== Data records ==

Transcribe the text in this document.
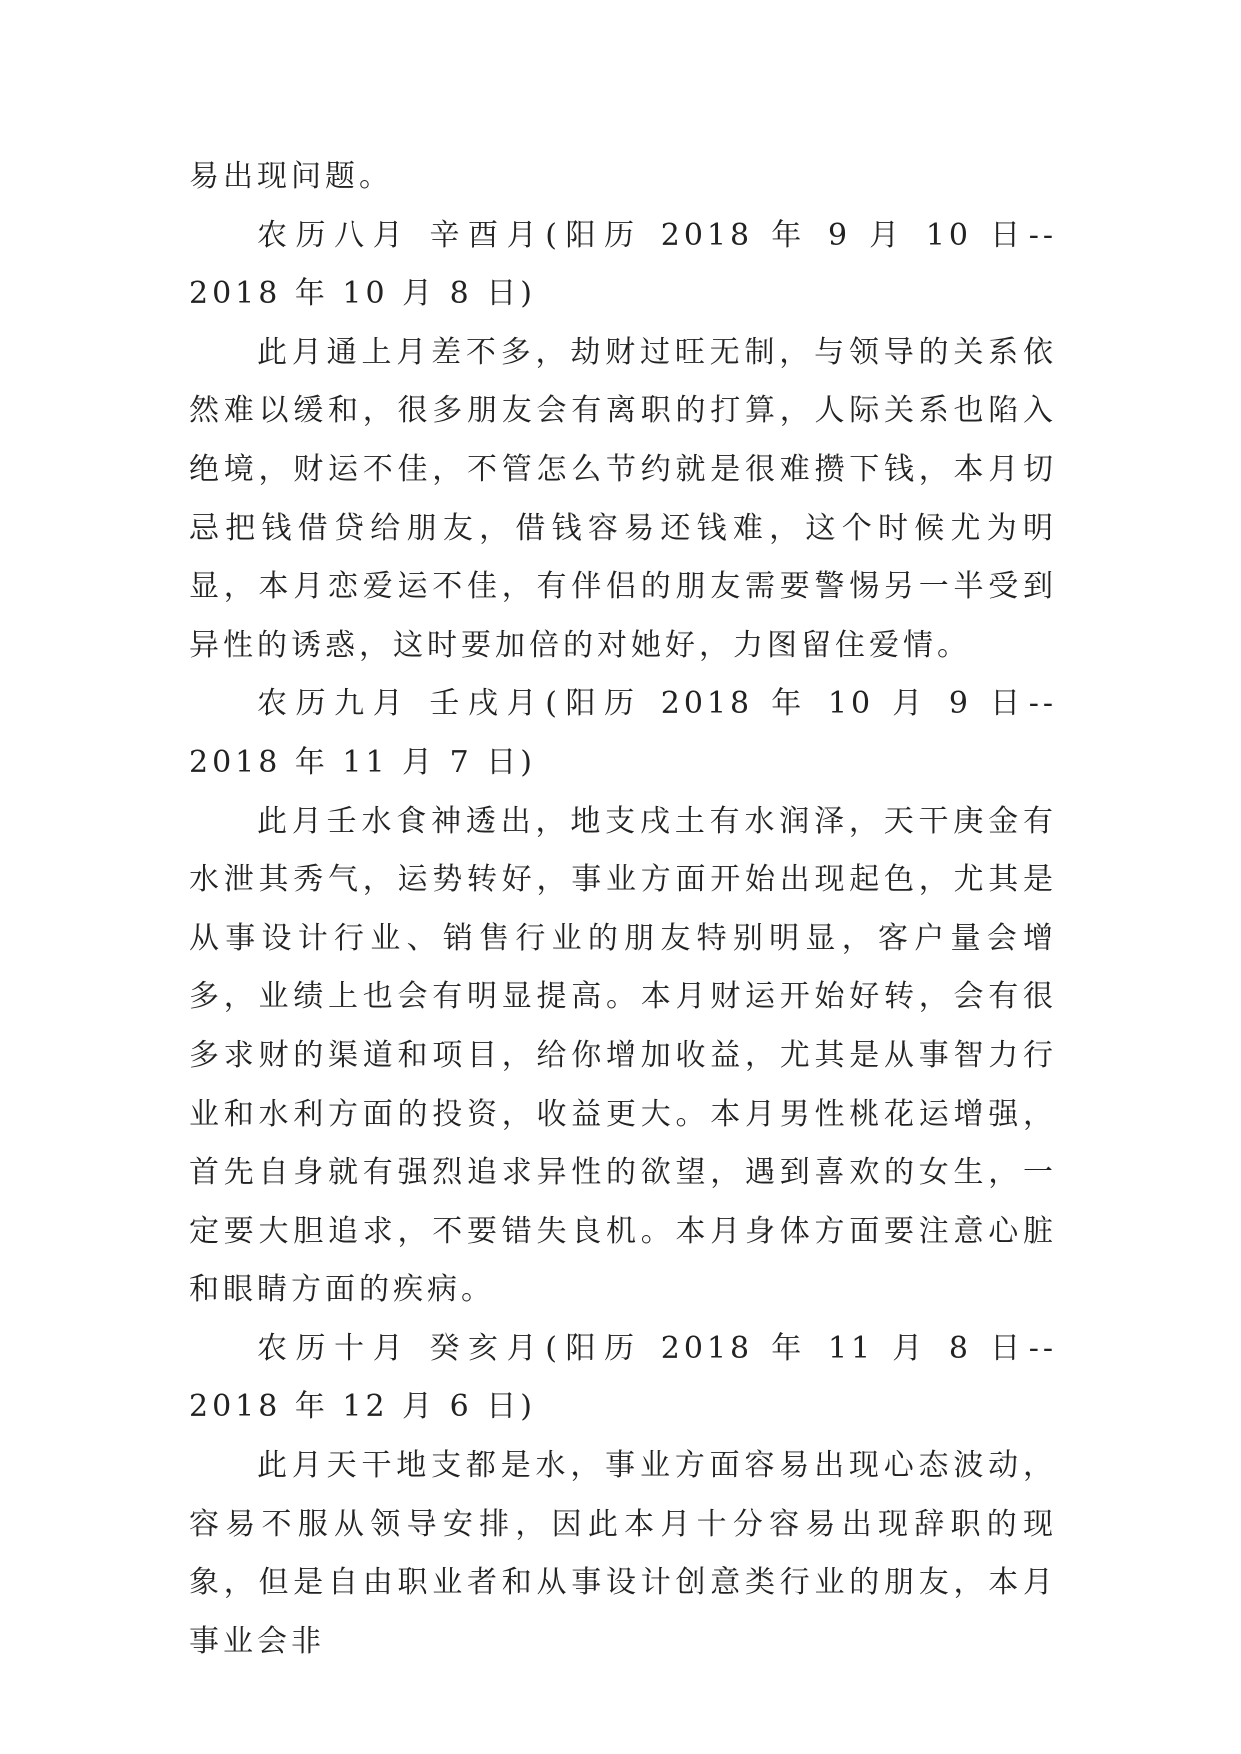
易出现问题。

农历八月 辛酉月(阳历 2018 年 9 月 10 日-- 2018 年 10 月 8 日)

此月通上月差不多，劫财过旺无制，与领导的关系依然难以缓和，很多朋友会有离职的打算，人际关系也陷入绝境，财运不佳，不管怎么节约就是很难攒下钱，本月切忌把钱借贷给朋友，借钱容易还钱难，这个时候尤为明显，本月恋爱运不佳，有伴侣的朋友需要警惕另一半受到异性的诱惑，这时要加倍的对她好，力图留住爱情。

农历九月 壬戌月(阳历 2018 年 10 月 9 日-- 2018 年 11 月 7 日)

此月壬水食神透出，地支戌土有水润泽，天干庚金有水泄其秀气，运势转好，事业方面开始出现起色，尤其是从事设计行业、销售行业的朋友特别明显，客户量会增多，业绩上也会有明显提高。本月财运开始好转，会有很多求财的渠道和项目，给你增加收益，尤其是从事智力行业和水利方面的投资，收益更大。本月男性桃花运增强，首先自身就有强烈追求异性的欲望，遇到喜欢的女生，一定要大胆追求，不要错失良机。本月身体方面要注意心脏和眼睛方面的疾病。

农历十月 癸亥月(阳历 2018 年 11 月 8 日-- 2018 年 12 月 6 日)

此月天干地支都是水，事业方面容易出现心态波动，容易不服从领导安排，因此本月十分容易出现辞职的现象，但是自由职业者和从事设计创意类行业的朋友，本月事业会非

===

Go back to the records above and write them out exactly, without the pictures.

Transcribe the text in this document.
易出现问题。

农历八月 辛酉月(阳历 2018 年 9 月 10 日-- 2018 年 10 月 8 日)

此月通上月差不多，劫财过旺无制，与领导的关系依然难以缓和，很多朋友会有离职的打算，人际关系也陷入绝境，财运不佳，不管怎么节约就是很难攒下钱，本月切忌把钱借贷给朋友，借钱容易还钱难，这个时候尤为明显，本月恋爱运不佳，有伴侣的朋友需要警惕另一半受到异性的诱惑，这时要加倍的对她好，力图留住爱情。

农历九月 壬戌月(阳历 2018 年 10 月 9 日-- 2018 年 11 月 7 日)

此月壬水食神透出，地支戌土有水润泽，天干庚金有水泄其秀气，运势转好，事业方面开始出现起色，尤其是从事设计行业、销售行业的朋友特别明显，客户量会增多，业绩上也会有明显提高。本月财运开始好转，会有很多求财的渠道和项目，给你增加收益，尤其是从事智力行业和水利方面的投资，收益更大。本月男性桃花运增强，首先自身就有强烈追求异性的欲望，遇到喜欢的女生，一定要大胆追求，不要错失良机。本月身体方面要注意心脏和眼睛方面的疾病。

农历十月 癸亥月(阳历 2018 年 11 月 8 日-- 2018 年 12 月 6 日)

此月天干地支都是水，事业方面容易出现心态波动，容易不服从领导安排，因此本月十分容易出现辞职的现象，但是自由职业者和从事设计创意类行业的朋友，本月事业会非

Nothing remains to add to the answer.